▶ What to produce: Every line with the word "Anytrust" in it should be extracted from the data that follows.

▶ Provided data:
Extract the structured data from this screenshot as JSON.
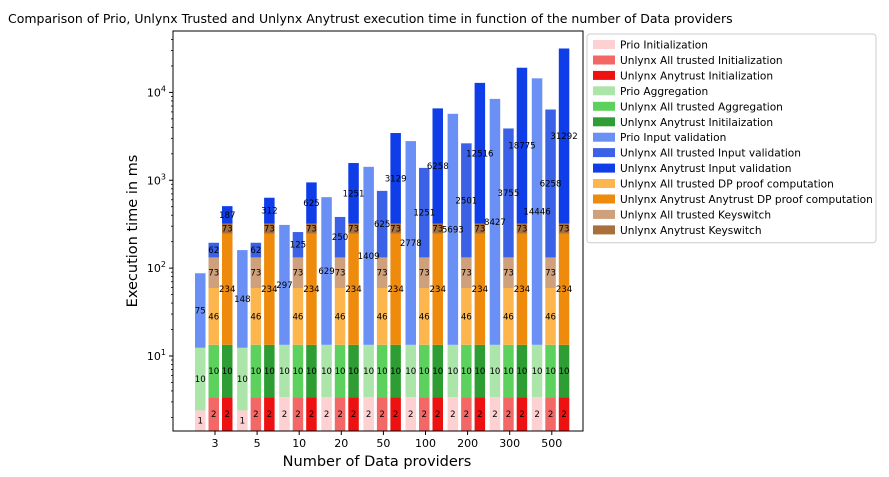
{
  "chart_data": {
    "type": "bar",
    "stacked": true,
    "title": "Comparison of Prio, Unlynx Trusted and Unlynx Anytrust execution time in function of the number of Data providers",
    "xlabel": "Number of Data providers",
    "ylabel": "Execution time in ms",
    "y_scale": "log",
    "ylim": [
      1.4,
      50000
    ],
    "y_ticks": [
      {
        "value": 10,
        "base": "10",
        "exp": "1"
      },
      {
        "value": 100,
        "base": "10",
        "exp": "2"
      },
      {
        "value": 1000,
        "base": "10",
        "exp": "3"
      },
      {
        "value": 10000,
        "base": "10",
        "exp": "4"
      }
    ],
    "categories": [
      "3",
      "5",
      "10",
      "20",
      "50",
      "100",
      "200",
      "300",
      "500"
    ],
    "legend_position": "upper right, outside plot",
    "systems": [
      {
        "name": "Prio",
        "label_color": "#000000",
        "segments": [
          {
            "legend": "Prio Initialization",
            "color": "#fdd0d2",
            "values": [
              1,
              1,
              2,
              2,
              2,
              2,
              2,
              2,
              2
            ],
            "labels": [
              "1",
              "1",
              "2",
              "2",
              "2",
              "2",
              "2",
              "2",
              "2"
            ]
          },
          {
            "legend": "Prio Aggregation",
            "color": "#abe5a9",
            "values": [
              10,
              10,
              10,
              10,
              10,
              10,
              10,
              10,
              10
            ],
            "labels": [
              "10",
              "10",
              "10",
              "10",
              "10",
              "10",
              "10",
              "10",
              "10"
            ]
          },
          {
            "legend": "Prio Input validation",
            "color": "#6a8ff5",
            "values": [
              75,
              148,
              297,
              629,
              1409,
              2778,
              5693,
              8427,
              14446
            ],
            "labels": [
              "75",
              "148",
              "297",
              "629",
              "1409",
              "2778",
              "5693",
              "8427",
              "14446"
            ]
          }
        ]
      },
      {
        "name": "Unlynx All trusted",
        "label_color": "#000000",
        "segments": [
          {
            "legend": "Unlynx All trusted Initialization",
            "color": "#f46767",
            "values": [
              2,
              2,
              2,
              2,
              2,
              2,
              2,
              2,
              2
            ],
            "labels": [
              "2",
              "2",
              "2",
              "2",
              "2",
              "2",
              "2",
              "2",
              "2"
            ]
          },
          {
            "legend": "Unlynx All trusted Aggregation",
            "color": "#5dd15d",
            "values": [
              10,
              10,
              10,
              10,
              10,
              10,
              10,
              10,
              10
            ],
            "labels": [
              "10",
              "10",
              "10",
              "10",
              "10",
              "10",
              "10",
              "10",
              "10"
            ]
          },
          {
            "legend": "Unlynx All trusted DP proof computation",
            "color": "#fdb64e",
            "values": [
              46,
              46,
              46,
              46,
              46,
              46,
              46,
              46,
              46
            ],
            "labels": [
              "46",
              "46",
              "46",
              "46",
              "46",
              "46",
              "46",
              "46",
              "46"
            ]
          },
          {
            "legend": "Unlynx All trusted Keyswitch",
            "color": "#cfa07c",
            "values": [
              73,
              73,
              73,
              73,
              73,
              73,
              73,
              73,
              73
            ],
            "labels": [
              "73",
              "73",
              "73",
              "73",
              "73",
              "73",
              "73",
              "73",
              "73"
            ]
          },
          {
            "legend": "Unlynx All trusted Input validation",
            "color": "#3b62e6",
            "values": [
              62,
              62,
              125,
              250,
              625,
              1251,
              2501,
              3755,
              6258
            ],
            "labels": [
              "62",
              "62",
              "125",
              "250",
              "625",
              "1251",
              "2501",
              "3755",
              "6258"
            ]
          }
        ]
      },
      {
        "name": "Unlynx Anytrust",
        "label_color": "#000000",
        "segments": [
          {
            "legend": "Unlynx Anytrust Initialization",
            "color": "#ee1111",
            "values": [
              2,
              2,
              2,
              2,
              2,
              2,
              2,
              2,
              2
            ],
            "labels": [
              "2",
              "2",
              "2",
              "2",
              "2",
              "2",
              "2",
              "2",
              "2"
            ]
          },
          {
            "legend": "Unlynx Anytrust Initialization",
            "color": "#2e9e34",
            "values": [
              10,
              10,
              10,
              10,
              10,
              10,
              10,
              10,
              10
            ],
            "labels": [
              "10",
              "10",
              "10",
              "10",
              "10",
              "10",
              "10",
              "10",
              "10"
            ]
          },
          {
            "legend": "Unlynx Anytrust Anytrust DP proof computation",
            "color": "#ee8a0c",
            "values": [
              234,
              234,
              234,
              234,
              234,
              234,
              234,
              234,
              234
            ],
            "labels": [
              "234",
              "234",
              "234",
              "234",
              "234",
              "234",
              "234",
              "234",
              "234"
            ]
          },
          {
            "legend": "Unlynx Anytrust Keyswitch",
            "color": "#a8703a",
            "values": [
              73,
              73,
              73,
              73,
              73,
              73,
              73,
              73,
              73
            ],
            "labels": [
              "73",
              "73",
              "73",
              "73",
              "73",
              "73",
              "73",
              "73",
              "73"
            ]
          },
          {
            "legend": "Unlynx Anytrust Input validation",
            "color": "#0f3de8",
            "values": [
              187,
              312,
              625,
              1251,
              3129,
              6258,
              12516,
              18775,
              31292
            ],
            "labels": [
              "187",
              "312",
              "625",
              "1251",
              "3129",
              "6258",
              "12516",
              "18775",
              "31292"
            ]
          }
        ]
      }
    ],
    "legend": [
      {
        "label": "Prio Initialization",
        "color": "#fdd0d2"
      },
      {
        "label": "Unlynx All trusted Initialization",
        "color": "#f46767"
      },
      {
        "label": "Unlynx Anytrust Initialization",
        "color": "#ee1111"
      },
      {
        "label": "Prio Aggregation",
        "color": "#abe5a9"
      },
      {
        "label": "Unlynx All trusted Aggregation",
        "color": "#5dd15d"
      },
      {
        "label": "Unlynx Anytrust Initilaization",
        "color": "#2e9e34"
      },
      {
        "label": "Prio Input validation",
        "color": "#6a8ff5"
      },
      {
        "label": "Unlynx All trusted Input validation",
        "color": "#3b62e6"
      },
      {
        "label": "Unlynx Anytrust Input validation",
        "color": "#0f3de8"
      },
      {
        "label": "Unlynx All trusted DP proof computation",
        "color": "#fdb64e"
      },
      {
        "label": "Unlynx Anytrust Anytrust DP proof computation",
        "color": "#ee8a0c"
      },
      {
        "label": "Unlynx All trusted Keyswitch",
        "color": "#cfa07c"
      },
      {
        "label": "Unlynx Anytrust Keyswitch",
        "color": "#a8703a"
      }
    ]
  }
}
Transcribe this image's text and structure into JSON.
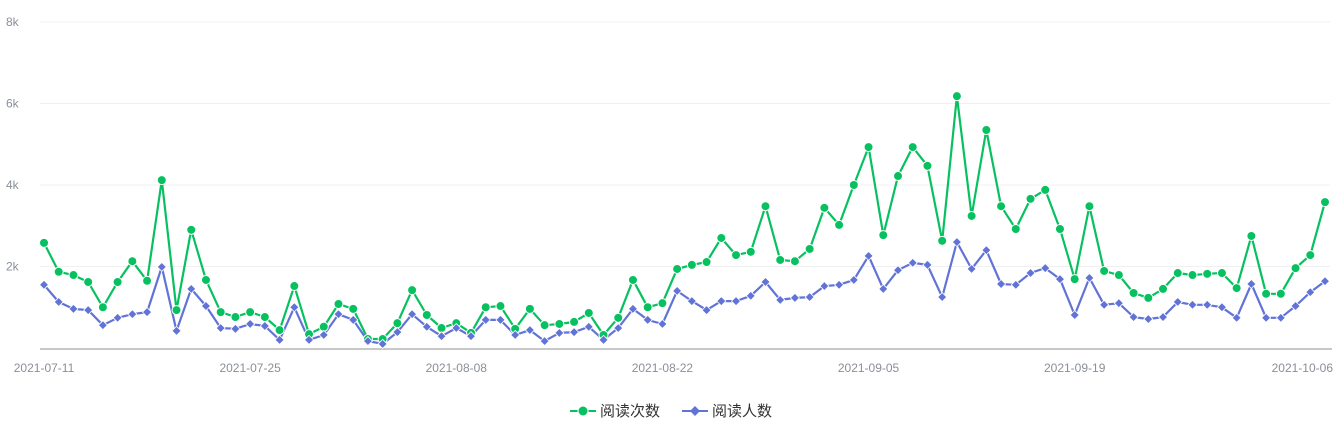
{
  "chart_data": {
    "type": "line",
    "title": "",
    "xlabel": "",
    "ylabel": "",
    "ylim": [
      0,
      8000
    ],
    "y_ticks": [
      "2k",
      "4k",
      "6k",
      "8k"
    ],
    "y_tick_values": [
      2000,
      4000,
      6000,
      8000
    ],
    "grid": true,
    "legend_placement": "bottom",
    "x_tick_labels": [
      "2021-07-11",
      "2021-07-25",
      "2021-08-08",
      "2021-08-22",
      "2021-09-05",
      "2021-09-19",
      "2021-10-06"
    ],
    "x": [
      "2021-07-11",
      "2021-07-12",
      "2021-07-13",
      "2021-07-14",
      "2021-07-15",
      "2021-07-16",
      "2021-07-17",
      "2021-07-18",
      "2021-07-19",
      "2021-07-20",
      "2021-07-21",
      "2021-07-22",
      "2021-07-23",
      "2021-07-24",
      "2021-07-25",
      "2021-07-26",
      "2021-07-27",
      "2021-07-28",
      "2021-07-29",
      "2021-07-30",
      "2021-07-31",
      "2021-08-01",
      "2021-08-02",
      "2021-08-03",
      "2021-08-04",
      "2021-08-05",
      "2021-08-06",
      "2021-08-07",
      "2021-08-08",
      "2021-08-09",
      "2021-08-10",
      "2021-08-11",
      "2021-08-12",
      "2021-08-13",
      "2021-08-14",
      "2021-08-15",
      "2021-08-16",
      "2021-08-17",
      "2021-08-18",
      "2021-08-19",
      "2021-08-20",
      "2021-08-21",
      "2021-08-22",
      "2021-08-23",
      "2021-08-24",
      "2021-08-25",
      "2021-08-26",
      "2021-08-27",
      "2021-08-28",
      "2021-08-29",
      "2021-08-30",
      "2021-08-31",
      "2021-09-01",
      "2021-09-02",
      "2021-09-03",
      "2021-09-04",
      "2021-09-05",
      "2021-09-06",
      "2021-09-07",
      "2021-09-08",
      "2021-09-09",
      "2021-09-10",
      "2021-09-11",
      "2021-09-12",
      "2021-09-13",
      "2021-09-14",
      "2021-09-15",
      "2021-09-16",
      "2021-09-17",
      "2021-09-18",
      "2021-09-19",
      "2021-09-20",
      "2021-09-21",
      "2021-09-22",
      "2021-09-23",
      "2021-09-24",
      "2021-09-25",
      "2021-09-26",
      "2021-09-27",
      "2021-09-28",
      "2021-09-29",
      "2021-09-30",
      "2021-10-01",
      "2021-10-02",
      "2021-10-03",
      "2021-10-04",
      "2021-10-05",
      "2021-10-06"
    ],
    "series": [
      {
        "name": "阅读次数",
        "color": "#07c160",
        "marker": "circle",
        "values": [
          2580,
          1870,
          1790,
          1620,
          1000,
          1620,
          2130,
          1650,
          4120,
          930,
          2900,
          1670,
          880,
          760,
          880,
          760,
          440,
          1520,
          340,
          520,
          1080,
          960,
          220,
          220,
          610,
          1420,
          810,
          490,
          610,
          370,
          1000,
          1030,
          470,
          960,
          560,
          590,
          640,
          860,
          320,
          740,
          1670,
          1000,
          1100,
          1940,
          2040,
          2110,
          2700,
          2280,
          2360,
          3480,
          2160,
          2130,
          2430,
          3440,
          3020,
          4000,
          4930,
          2770,
          4220,
          4930,
          4470,
          2630,
          6180,
          3240,
          5350,
          3480,
          2920,
          3660,
          3880,
          2920,
          1690,
          3480,
          1890,
          1790,
          1350,
          1230,
          1450,
          1840,
          1790,
          1820,
          1840,
          1470,
          2750,
          1330,
          1330,
          1960,
          2280,
          3580
        ]
      },
      {
        "name": "阅读人数",
        "color": "#6173d6",
        "marker": "diamond",
        "values": [
          1550,
          1130,
          960,
          930,
          560,
          740,
          830,
          880,
          1990,
          420,
          1450,
          1030,
          490,
          470,
          590,
          540,
          200,
          1000,
          200,
          320,
          830,
          690,
          170,
          100,
          390,
          830,
          520,
          290,
          490,
          290,
          690,
          690,
          320,
          440,
          170,
          370,
          390,
          520,
          200,
          490,
          960,
          690,
          590,
          1400,
          1150,
          930,
          1150,
          1150,
          1280,
          1620,
          1180,
          1230,
          1250,
          1520,
          1550,
          1670,
          2260,
          1450,
          1910,
          2090,
          2040,
          1250,
          2600,
          1940,
          2400,
          1570,
          1550,
          1840,
          1960,
          1690,
          810,
          1720,
          1060,
          1100,
          760,
          710,
          760,
          1130,
          1060,
          1060,
          1000,
          740,
          1570,
          740,
          740,
          1030,
          1370,
          1640
        ]
      }
    ]
  }
}
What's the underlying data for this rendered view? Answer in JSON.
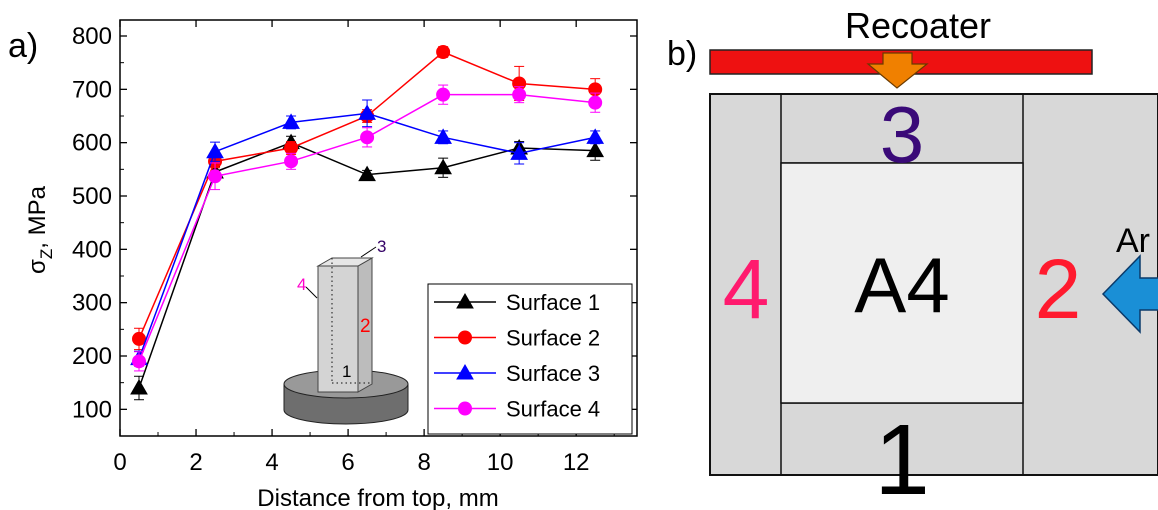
{
  "panel_a": {
    "label": "a)",
    "chart_data": {
      "type": "line",
      "x": [
        0.5,
        2.5,
        4.5,
        6.5,
        8.5,
        10.5,
        12.5
      ],
      "xlabel": "Distance from top, mm",
      "ylabel_sigma": "σ",
      "ylabel_sub": "Z",
      "ylabel_rest": ", MPa",
      "xlim": [
        0,
        13.6
      ],
      "ylim": [
        50,
        830
      ],
      "xticks": [
        0,
        2,
        4,
        6,
        8,
        10,
        12
      ],
      "yticks": [
        100,
        200,
        300,
        400,
        500,
        600,
        700,
        800
      ],
      "legend_position": "bottom-right",
      "series": [
        {
          "name": "Surface 1",
          "color": "#000000",
          "marker": "triangle",
          "values": [
            140,
            545,
            600,
            540,
            553,
            590,
            585
          ],
          "errors": [
            22,
            10,
            12,
            8,
            18,
            12,
            18
          ]
        },
        {
          "name": "Surface 2",
          "color": "#ff0000",
          "marker": "circle",
          "values": [
            232,
            565,
            590,
            650,
            770,
            711,
            700
          ],
          "errors": [
            20,
            12,
            12,
            12,
            10,
            32,
            20
          ]
        },
        {
          "name": "Surface 3",
          "color": "#0000ff",
          "marker": "triangle",
          "values": [
            195,
            583,
            638,
            655,
            610,
            580,
            610
          ],
          "errors": [
            14,
            18,
            12,
            25,
            12,
            20,
            12
          ]
        },
        {
          "name": "Surface 4",
          "color": "#ff00ff",
          "marker": "circle",
          "values": [
            190,
            537,
            565,
            610,
            690,
            690,
            675
          ],
          "errors": [
            18,
            25,
            15,
            18,
            18,
            15,
            18
          ]
        }
      ]
    },
    "inset": {
      "label_1": "1",
      "label_2": "2",
      "label_3": "3",
      "label_4": "4",
      "color_1": "#000000",
      "color_2": "#ff0000",
      "color_3": "#330066",
      "color_4": "#ff00cc"
    }
  },
  "panel_b": {
    "label": "b)",
    "recoater_label": "Recoater",
    "argon_label": "Ar",
    "center_label": "A4",
    "surface_labels": {
      "top": "3",
      "right": "2",
      "bottom": "1",
      "left": "4"
    },
    "colors": {
      "recoater_bar": "#ee1111",
      "recoater_arrow": "#f08000",
      "argon_arrow": "#1a8fd6",
      "surface_1": "#000000",
      "surface_2": "#ff1a2e",
      "surface_3": "#3a0a78",
      "surface_4": "#ff1a6e"
    }
  }
}
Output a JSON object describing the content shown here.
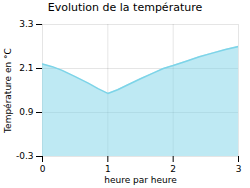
{
  "chart_data": {
    "type": "area",
    "title": "Evolution de la température",
    "xlabel": "heure par heure",
    "ylabel": "Température en °C",
    "x": [
      0,
      0.15,
      0.3,
      0.5,
      0.7,
      0.85,
      1.0,
      1.15,
      1.3,
      1.5,
      1.7,
      1.85,
      2.0,
      2.2,
      2.4,
      2.6,
      2.8,
      3.0
    ],
    "values": [
      2.22,
      2.15,
      2.05,
      1.88,
      1.7,
      1.55,
      1.42,
      1.52,
      1.65,
      1.82,
      1.98,
      2.1,
      2.18,
      2.3,
      2.42,
      2.52,
      2.62,
      2.7
    ],
    "color": "#7dd4e8",
    "xlim": [
      0,
      3
    ],
    "ylim": [
      -0.3,
      3.3
    ],
    "xticks": [
      0,
      1,
      2,
      3
    ],
    "yticks": [
      -0.3,
      0.9,
      2.1,
      3.3
    ],
    "grid": true
  }
}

▶ Output:
    "title": "Comparison of Prio, Unlynx Trusted and Unlynx Anytrust execution time in function of the number of Data providers",
        "name": "Unlynx Anytrust",
            "legend": "Unlynx Anytrust Initialization",
            "legend": "Unlynx Anytrust Initialization",
            "legend": "Unlynx Anytrust Anytrust DP proof computation",
            "legend": "Unlynx Anytrust Keyswitch",
            "legend": "Unlynx Anytrust Input validation",
        "label": "Unlynx Anytrust Initialization",
        "label": "Unlynx Anytrust Initilaization",
        "label": "Unlynx Anytrust Input validation",
        "label": "Unlynx Anytrust Anytrust DP proof computation",
        "label": "Unlynx Anytrust Keyswitch",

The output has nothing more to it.